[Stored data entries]
□ □ □ □
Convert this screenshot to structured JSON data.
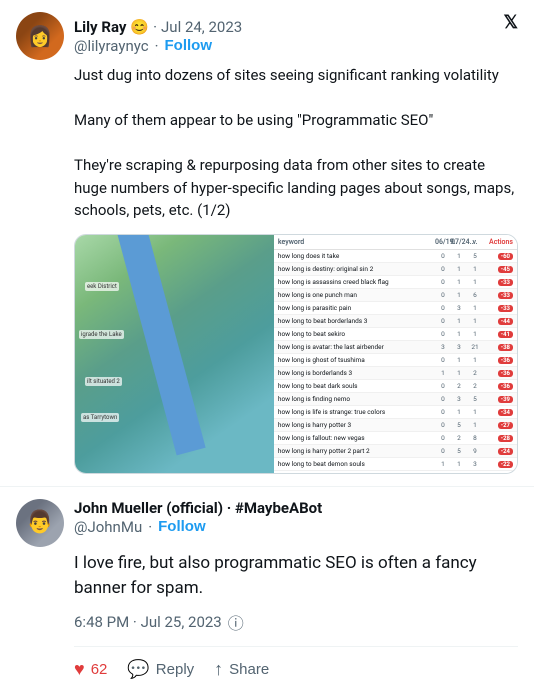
{
  "tweet1": {
    "displayName": "Lily Ray",
    "emoji": "😊",
    "timestamp": "Jul 24, 2023",
    "username": "@lilyraynyc",
    "follow": "Follow",
    "text_line1": "Just dug into dozens of sites seeing significant ranking volatility",
    "text_line2": "Many of them appear to be using \"Programmatic SEO\"",
    "text_line3": "They're scraping & repurposing data from other sites to create huge numbers of hyper-specific landing pages about songs, maps, schools, pets, etc. (1/2)",
    "xIcon": "✕",
    "table": {
      "header": [
        "",
        "06/19..",
        "07/24..",
        "",
        "Actions"
      ],
      "rows": [
        {
          "label": "how long does it take",
          "n1": "0",
          "n2": "1",
          "n3": "5",
          "badge": "-60",
          "color": "red"
        },
        {
          "label": "how long is destiny: original sin 2",
          "n1": "0",
          "n2": "1",
          "n3": "1",
          "badge": "-45",
          "color": "red"
        },
        {
          "label": "how long is assassins creed black flag",
          "n1": "0",
          "n2": "1",
          "n3": "1",
          "badge": "-33",
          "color": "red"
        },
        {
          "label": "how long is one punch man",
          "n1": "0",
          "n2": "1",
          "n3": "6",
          "badge": "-33",
          "color": "red"
        },
        {
          "label": "how long is parasitic pain",
          "n1": "0",
          "n2": "3",
          "n3": "1",
          "badge": "-33",
          "color": "red"
        },
        {
          "label": "how long to beat borderlands 3",
          "n1": "0",
          "n2": "1",
          "n3": "1",
          "badge": "-44",
          "color": "red"
        },
        {
          "label": "how long to beat sekiro",
          "n1": "0",
          "n2": "1",
          "n3": "1",
          "badge": "-41",
          "color": "red"
        },
        {
          "label": "how long is avatar: the last airbender",
          "n1": "3",
          "n2": "3",
          "n3": "21",
          "badge": "-38",
          "color": "red"
        },
        {
          "label": "how long is ghost of tsushima",
          "n1": "0",
          "n2": "1",
          "n3": "1",
          "badge": "-36",
          "color": "red"
        },
        {
          "label": "how long is borderlands 3",
          "n1": "1",
          "n2": "1",
          "n3": "2",
          "badge": "-36",
          "color": "red"
        },
        {
          "label": "how long to beat dark souls",
          "n1": "0",
          "n2": "2",
          "n3": "2",
          "badge": "-36",
          "color": "red"
        },
        {
          "label": "how long is finding nemo",
          "n1": "0",
          "n2": "3",
          "n3": "5",
          "badge": "-39",
          "color": "red"
        },
        {
          "label": "how long is life is strange: true colors",
          "n1": "0",
          "n2": "1",
          "n3": "1",
          "badge": "-34",
          "color": "red"
        },
        {
          "label": "how long is harry potter 3",
          "n1": "0",
          "n2": "5",
          "n3": "1",
          "badge": "-27",
          "color": "red"
        },
        {
          "label": "how long is fallout: new vegas",
          "n1": "0",
          "n2": "2",
          "n3": "8",
          "badge": "-28",
          "color": "red"
        },
        {
          "label": "how long is harry potter 2 part 2",
          "n1": "0",
          "n2": "5",
          "n3": "9",
          "badge": "-24",
          "color": "red"
        },
        {
          "label": "how long to beat demon souls",
          "n1": "1",
          "n2": "1",
          "n3": "3",
          "badge": "-22",
          "color": "red"
        }
      ]
    }
  },
  "tweet2": {
    "displayName": "John Mueller (official) · #MaybeABot",
    "username": "@JohnMu",
    "follow": "Follow",
    "text": "I love fire, but also programmatic SEO is often a fancy banner for spam.",
    "timestamp": "6:48 PM · Jul 25, 2023",
    "actions": {
      "like_count": "62",
      "like_label": "62",
      "reply_label": "Reply",
      "share_label": "Share"
    }
  }
}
□ □ □ □
* _Instruction_: Where a line of the data holds "borderlands", show that line.

* _Written solution_:
          "label": "how long to beat borderlands 3",
          "label": "how long is borderlands 3",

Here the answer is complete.